◆ What this task involves
Reproduce the material word for word; the images stay out.

◆ Data provided
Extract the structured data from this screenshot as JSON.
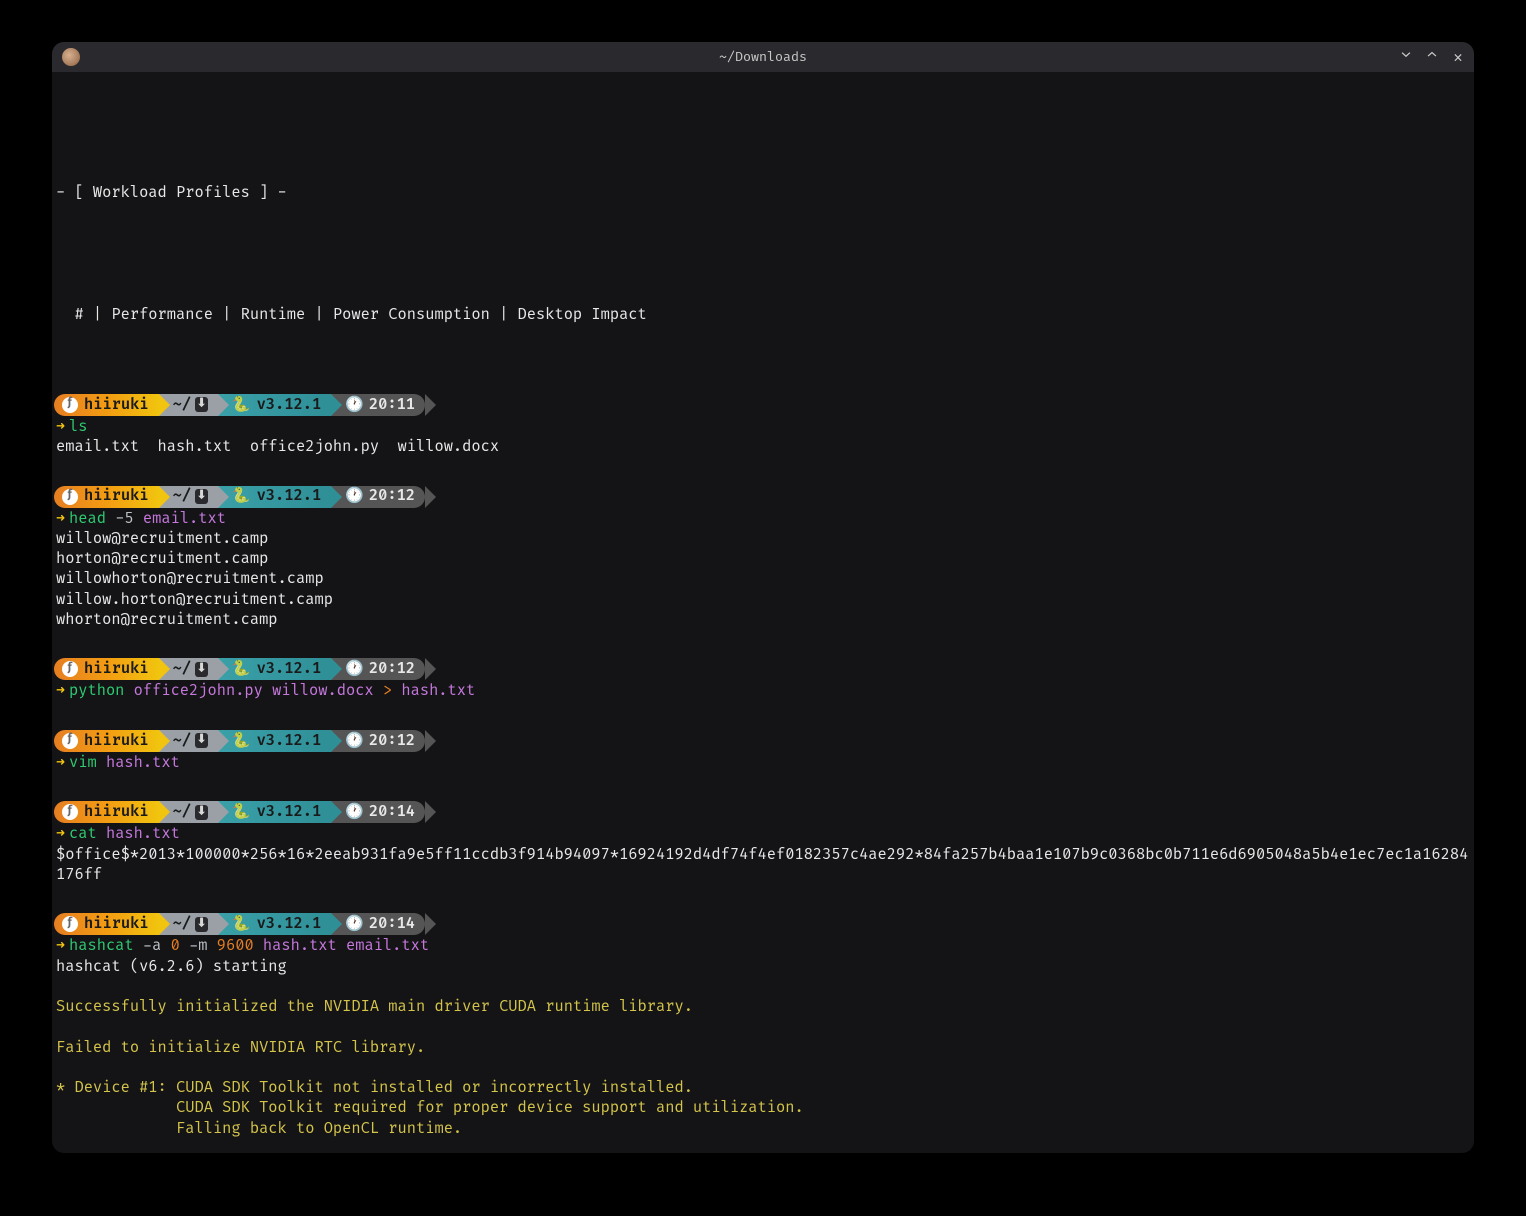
{
  "window": {
    "title": "~/Downloads"
  },
  "header": {
    "line1": "- [ Workload Profiles ] -",
    "line2": "  # | Performance | Runtime | Power Consumption | Desktop Impact"
  },
  "prompt": {
    "user": "hiiruki",
    "path": "~/",
    "py": "v3.12.1"
  },
  "blocks": [
    {
      "time": "20:11",
      "cmd": [
        {
          "t": "ls",
          "c": "green"
        }
      ],
      "out": [
        {
          "t": "email.txt  hash.txt  office2john.py  willow.docx"
        }
      ]
    },
    {
      "time": "20:12",
      "cmd": [
        {
          "t": "head ",
          "c": "green"
        },
        {
          "t": "-5 ",
          "c": "grey"
        },
        {
          "t": "email.txt",
          "c": "purple"
        }
      ],
      "out": [
        {
          "t": "willow@recruitment.camp"
        },
        {
          "t": "horton@recruitment.camp"
        },
        {
          "t": "willowhorton@recruitment.camp"
        },
        {
          "t": "willow.horton@recruitment.camp"
        },
        {
          "t": "whorton@recruitment.camp"
        }
      ]
    },
    {
      "time": "20:12",
      "cmd": [
        {
          "t": "python ",
          "c": "green"
        },
        {
          "t": "office2john.py ",
          "c": "purple"
        },
        {
          "t": "willow.docx ",
          "c": "purple"
        },
        {
          "t": "> ",
          "c": "orange"
        },
        {
          "t": "hash.txt",
          "c": "purple"
        }
      ],
      "out": []
    },
    {
      "time": "20:12",
      "cmd": [
        {
          "t": "vim ",
          "c": "green"
        },
        {
          "t": "hash.txt",
          "c": "purple"
        }
      ],
      "out": []
    },
    {
      "time": "20:14",
      "cmd": [
        {
          "t": "cat ",
          "c": "green"
        },
        {
          "t": "hash.txt",
          "c": "purple"
        }
      ],
      "out": [
        {
          "t": "$office$*2013*100000*256*16*2eeab931fa9e5ff11ccdb3f914b94097*16924192d4df74f4ef0182357c4ae292*84fa257b4baa1e107b9c0368bc0b711e6d6905048a5b4e1ec7ec1a16284176ff",
          "wrap": true
        }
      ]
    },
    {
      "time": "20:14",
      "cmd": [
        {
          "t": "hashcat ",
          "c": "green"
        },
        {
          "t": "-a ",
          "c": "grey"
        },
        {
          "t": "0 ",
          "c": "orange"
        },
        {
          "t": "-m ",
          "c": "grey"
        },
        {
          "t": "9600 ",
          "c": "orange"
        },
        {
          "t": "hash.txt ",
          "c": "purple"
        },
        {
          "t": "email.txt",
          "c": "purple"
        }
      ],
      "out": [
        {
          "t": "hashcat (v6.2.6) starting"
        },
        {
          "t": ""
        },
        {
          "t": "Successfully initialized the NVIDIA main driver CUDA runtime library.",
          "c": "warn"
        },
        {
          "t": ""
        },
        {
          "t": "Failed to initialize NVIDIA RTC library.",
          "c": "warn"
        },
        {
          "t": ""
        },
        {
          "t": "* Device #1: CUDA SDK Toolkit not installed or incorrectly installed.",
          "c": "warn"
        },
        {
          "t": "             CUDA SDK Toolkit required for proper device support and utilization.",
          "c": "warn"
        },
        {
          "t": "             Falling back to OpenCL runtime.",
          "c": "warn"
        }
      ]
    }
  ]
}
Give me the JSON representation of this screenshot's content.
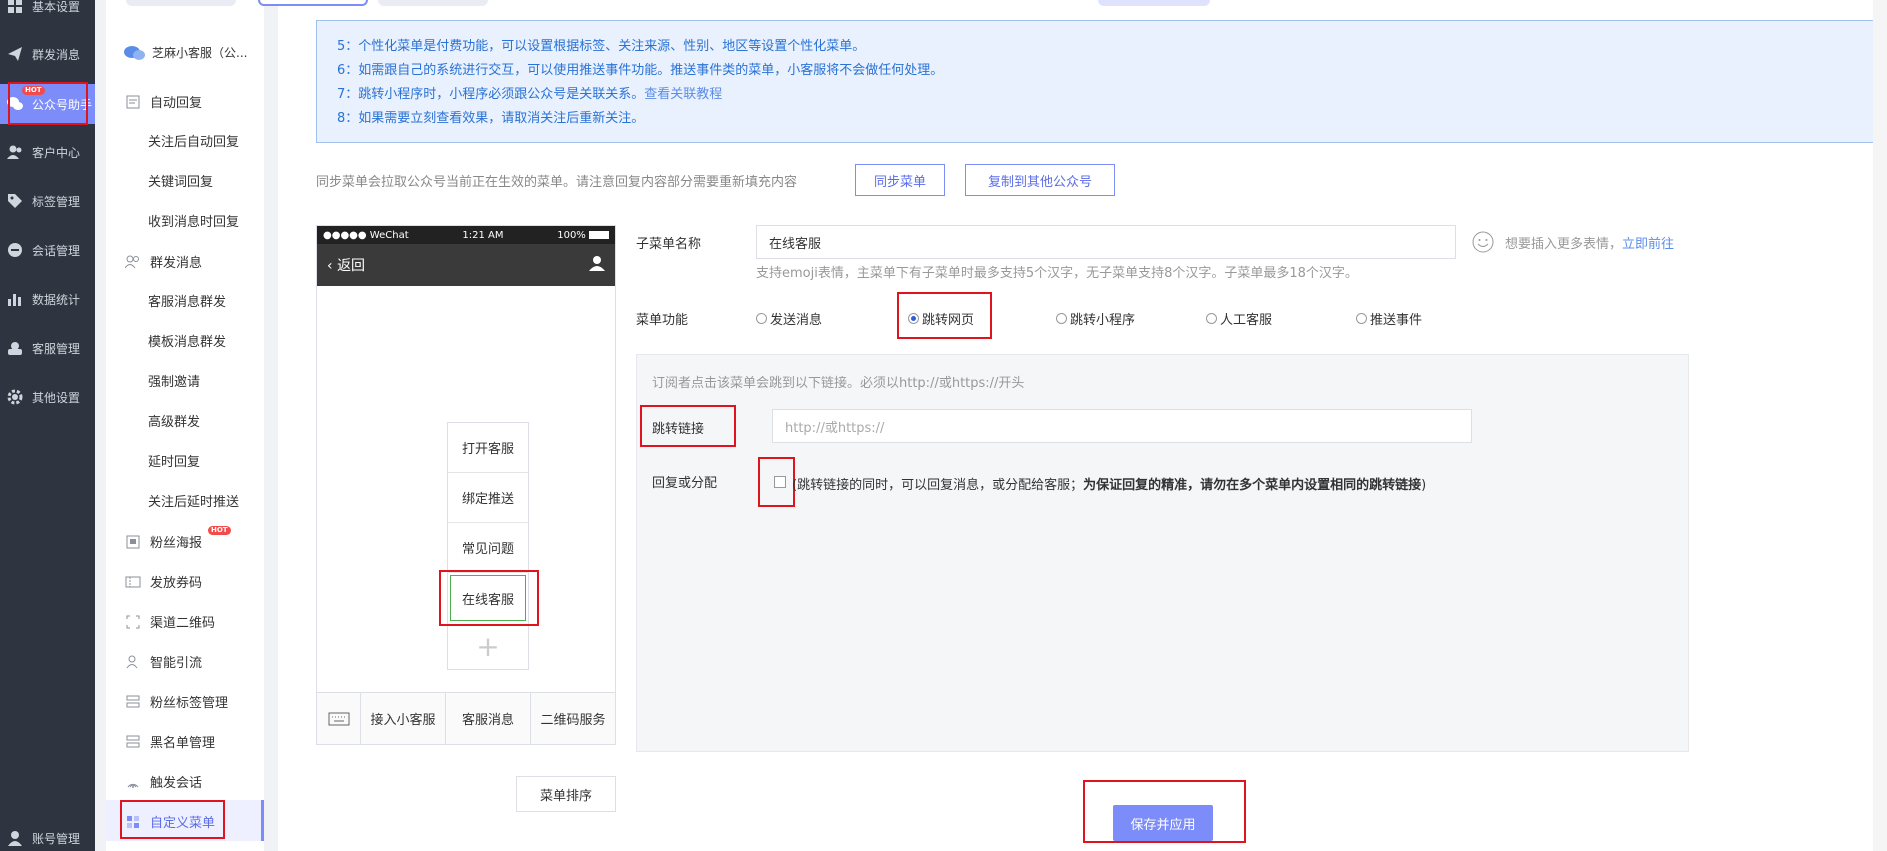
{
  "nav": {
    "items": [
      {
        "label": "基本设置",
        "icon": "grid-icon"
      },
      {
        "label": "群发消息",
        "icon": "send-icon"
      },
      {
        "label": "公众号助手",
        "icon": "wechat-icon",
        "badge": "HOT"
      },
      {
        "label": "客户中心",
        "icon": "users-icon"
      },
      {
        "label": "标签管理",
        "icon": "tag-icon"
      },
      {
        "label": "会话管理",
        "icon": "chat-icon"
      },
      {
        "label": "数据统计",
        "icon": "bar-chart-icon"
      },
      {
        "label": "客服管理",
        "icon": "agent-icon"
      },
      {
        "label": "其他设置",
        "icon": "gear-icon"
      },
      {
        "label": "账号管理",
        "icon": "account-icon"
      }
    ]
  },
  "sub": {
    "account": "芝麻小客服（公...",
    "auto_reply": "自动回复",
    "auto_children": [
      "关注后自动回复",
      "关键词回复",
      "收到消息时回复"
    ],
    "mass": "群发消息",
    "mass_children": [
      "客服消息群发",
      "模板消息群发",
      "强制邀请",
      "高级群发",
      "延时回复",
      "关注后延时推送"
    ],
    "items": [
      {
        "label": "粉丝海报",
        "badge": "HOT"
      },
      {
        "label": "发放券码"
      },
      {
        "label": "渠道二维码"
      },
      {
        "label": "智能引流"
      },
      {
        "label": "粉丝标签管理"
      },
      {
        "label": "黑名单管理"
      },
      {
        "label": "触发会话"
      },
      {
        "label": "自定义菜单"
      }
    ]
  },
  "notice": {
    "line5": "5：个性化菜单是付费功能，可以设置根据标签、关注来源、性别、地区等设置个性化菜单。",
    "line6": "6：如需跟自己的系统进行交互，可以使用推送事件功能。推送事件类的菜单，小客服将不会做任何处理。",
    "line7": "7：跳转小程序时，小程序必须跟公众号是关联关系。",
    "line7_link": "查看关联教程",
    "line8": "8：如果需要立刻查看效果，请取消关注后重新关注。"
  },
  "sync": {
    "text": "同步菜单会拉取公众号当前正在生效的菜单。请注意回复内容部分需要重新填充内容",
    "sync_btn": "同步菜单",
    "copy_btn": "复制到其他公众号"
  },
  "phone": {
    "carrier": "●●●●● WeChat",
    "time": "1:21 AM",
    "battery": "100%",
    "back": "返回",
    "submenu": [
      "打开客服",
      "绑定推送",
      "常见问题",
      "在线客服"
    ],
    "bottom": [
      "接入小客服",
      "客服消息",
      "二维码服务"
    ],
    "sort_btn": "菜单排序"
  },
  "form": {
    "name_label": "子菜单名称",
    "name_value": "在线客服",
    "emoji_hint": "想要插入更多表情，",
    "emoji_link": "立即前往",
    "name_help": "支持emoji表情，主菜单下有子菜单时最多支持5个汉字，无子菜单支持8个汉字。子菜单最多18个汉字。",
    "func_label": "菜单功能",
    "options": [
      "发送消息",
      "跳转网页",
      "跳转小程序",
      "人工客服",
      "推送事件"
    ],
    "selected": "跳转网页",
    "panel_hint": "订阅者点击该菜单会跳到以下链接。必须以http://或https://开头",
    "link_label": "跳转链接",
    "link_placeholder": "http://或https://",
    "reply_label": "回复或分配",
    "reply_text": "跳转链接的同时，可以回复消息，或分配给客服；",
    "reply_bold": "为保证回复的精准，请勿在多个菜单内设置相同的跳转链接",
    "reply_open": "(",
    "reply_close": ")",
    "save_btn": "保存并应用"
  }
}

◆ The answer
Extract the structured data from this screenshot as JSON.
{
  "window": {
    "title": "~/Downloads"
  },
  "header": {
    "line1": "- [ Workload Profiles ] -",
    "line2": "  # | Performance | Runtime | Power Consumption | Desktop Impact"
  },
  "prompt": {
    "user": "hiiruki",
    "path": "~/",
    "py": "v3.12.1"
  },
  "blocks": [
    {
      "time": "20:11",
      "cmd": [
        {
          "t": "ls",
          "c": "green"
        }
      ],
      "out": [
        {
          "t": "email.txt  hash.txt  office2john.py  willow.docx"
        }
      ]
    },
    {
      "time": "20:12",
      "cmd": [
        {
          "t": "head ",
          "c": "green"
        },
        {
          "t": "-5 ",
          "c": "grey"
        },
        {
          "t": "email.txt",
          "c": "purple"
        }
      ],
      "out": [
        {
          "t": "willow@recruitment.camp"
        },
        {
          "t": "horton@recruitment.camp"
        },
        {
          "t": "willowhorton@recruitment.camp"
        },
        {
          "t": "willow.horton@recruitment.camp"
        },
        {
          "t": "whorton@recruitment.camp"
        }
      ]
    },
    {
      "time": "20:12",
      "cmd": [
        {
          "t": "python ",
          "c": "green"
        },
        {
          "t": "office2john.py ",
          "c": "purple"
        },
        {
          "t": "willow.docx ",
          "c": "purple"
        },
        {
          "t": "> ",
          "c": "orange"
        },
        {
          "t": "hash.txt",
          "c": "purple"
        }
      ],
      "out": []
    },
    {
      "time": "20:12",
      "cmd": [
        {
          "t": "vim ",
          "c": "green"
        },
        {
          "t": "hash.txt",
          "c": "purple"
        }
      ],
      "out": []
    },
    {
      "time": "20:14",
      "cmd": [
        {
          "t": "cat ",
          "c": "green"
        },
        {
          "t": "hash.txt",
          "c": "purple"
        }
      ],
      "out": [
        {
          "t": "$office$*2013*100000*256*16*2eeab931fa9e5ff11ccdb3f914b94097*16924192d4df74f4ef0182357c4ae292*84fa257b4baa1e107b9c0368bc0b711e6d6905048a5b4e1ec7ec1a16284176ff",
          "wrap": true
        }
      ]
    },
    {
      "time": "20:14",
      "cmd": [
        {
          "t": "hashcat ",
          "c": "green"
        },
        {
          "t": "-a ",
          "c": "grey"
        },
        {
          "t": "0 ",
          "c": "orange"
        },
        {
          "t": "-m ",
          "c": "grey"
        },
        {
          "t": "9600 ",
          "c": "orange"
        },
        {
          "t": "hash.txt ",
          "c": "purple"
        },
        {
          "t": "email.txt",
          "c": "purple"
        }
      ],
      "out": [
        {
          "t": "hashcat (v6.2.6) starting"
        },
        {
          "t": ""
        },
        {
          "t": "Successfully initialized the NVIDIA main driver CUDA runtime library.",
          "c": "warn"
        },
        {
          "t": ""
        },
        {
          "t": "Failed to initialize NVIDIA RTC library.",
          "c": "warn"
        },
        {
          "t": ""
        },
        {
          "t": "* Device #1: CUDA SDK Toolkit not installed or incorrectly installed.",
          "c": "warn"
        },
        {
          "t": "             CUDA SDK Toolkit required for proper device support and utilization.",
          "c": "warn"
        },
        {
          "t": "             Falling back to OpenCL runtime.",
          "c": "warn"
        }
      ]
    }
  ]
}
Give me the JSON representation of this screenshot's content.
{
  "nav": {
    "items": [
      {
        "label": "基本设置",
        "icon": "grid-icon"
      },
      {
        "label": "群发消息",
        "icon": "send-icon"
      },
      {
        "label": "公众号助手",
        "icon": "wechat-icon",
        "badge": "HOT"
      },
      {
        "label": "客户中心",
        "icon": "users-icon"
      },
      {
        "label": "标签管理",
        "icon": "tag-icon"
      },
      {
        "label": "会话管理",
        "icon": "chat-icon"
      },
      {
        "label": "数据统计",
        "icon": "bar-chart-icon"
      },
      {
        "label": "客服管理",
        "icon": "agent-icon"
      },
      {
        "label": "其他设置",
        "icon": "gear-icon"
      },
      {
        "label": "账号管理",
        "icon": "account-icon"
      }
    ]
  },
  "sub": {
    "account": "芝麻小客服（公...",
    "auto_reply": "自动回复",
    "auto_children": [
      "关注后自动回复",
      "关键词回复",
      "收到消息时回复"
    ],
    "mass": "群发消息",
    "mass_children": [
      "客服消息群发",
      "模板消息群发",
      "强制邀请",
      "高级群发",
      "延时回复",
      "关注后延时推送"
    ],
    "items": [
      {
        "label": "粉丝海报",
        "badge": "HOT"
      },
      {
        "label": "发放券码"
      },
      {
        "label": "渠道二维码"
      },
      {
        "label": "智能引流"
      },
      {
        "label": "粉丝标签管理"
      },
      {
        "label": "黑名单管理"
      },
      {
        "label": "触发会话"
      },
      {
        "label": "自定义菜单"
      }
    ]
  },
  "notice": {
    "line5": "5：个性化菜单是付费功能，可以设置根据标签、关注来源、性别、地区等设置个性化菜单。",
    "line6": "6：如需跟自己的系统进行交互，可以使用推送事件功能。推送事件类的菜单，小客服将不会做任何处理。",
    "line7": "7：跳转小程序时，小程序必须跟公众号是关联关系。",
    "line7_link": "查看关联教程",
    "line8": "8：如果需要立刻查看效果，请取消关注后重新关注。"
  },
  "sync": {
    "text": "同步菜单会拉取公众号当前正在生效的菜单。请注意回复内容部分需要重新填充内容",
    "sync_btn": "同步菜单",
    "copy_btn": "复制到其他公众号"
  },
  "phone": {
    "carrier": "●●●●● WeChat",
    "time": "1:21 AM",
    "battery": "100%",
    "back": "返回",
    "submenu": [
      "打开客服",
      "绑定推送",
      "常见问题",
      "在线客服"
    ],
    "bottom": [
      "接入小客服",
      "客服消息",
      "二维码服务"
    ],
    "sort_btn": "菜单排序"
  },
  "form": {
    "name_label": "子菜单名称",
    "name_value": "在线客服",
    "emoji_hint": "想要插入更多表情，",
    "emoji_link": "立即前往",
    "name_help": "支持emoji表情，主菜单下有子菜单时最多支持5个汉字，无子菜单支持8个汉字。子菜单最多18个汉字。",
    "func_label": "菜单功能",
    "options": [
      "发送消息",
      "跳转网页",
      "跳转小程序",
      "人工客服",
      "推送事件"
    ],
    "selected": "跳转网页",
    "panel_hint": "订阅者点击该菜单会跳到以下链接。必须以http://或https://开头",
    "link_label": "跳转链接",
    "link_placeholder": "http://或https://",
    "reply_label": "回复或分配",
    "reply_text": "跳转链接的同时，可以回复消息，或分配给客服；",
    "reply_bold": "为保证回复的精准，请勿在多个菜单内设置相同的跳转链接",
    "reply_open": "(",
    "reply_close": ")",
    "save_btn": "保存并应用"
  }
}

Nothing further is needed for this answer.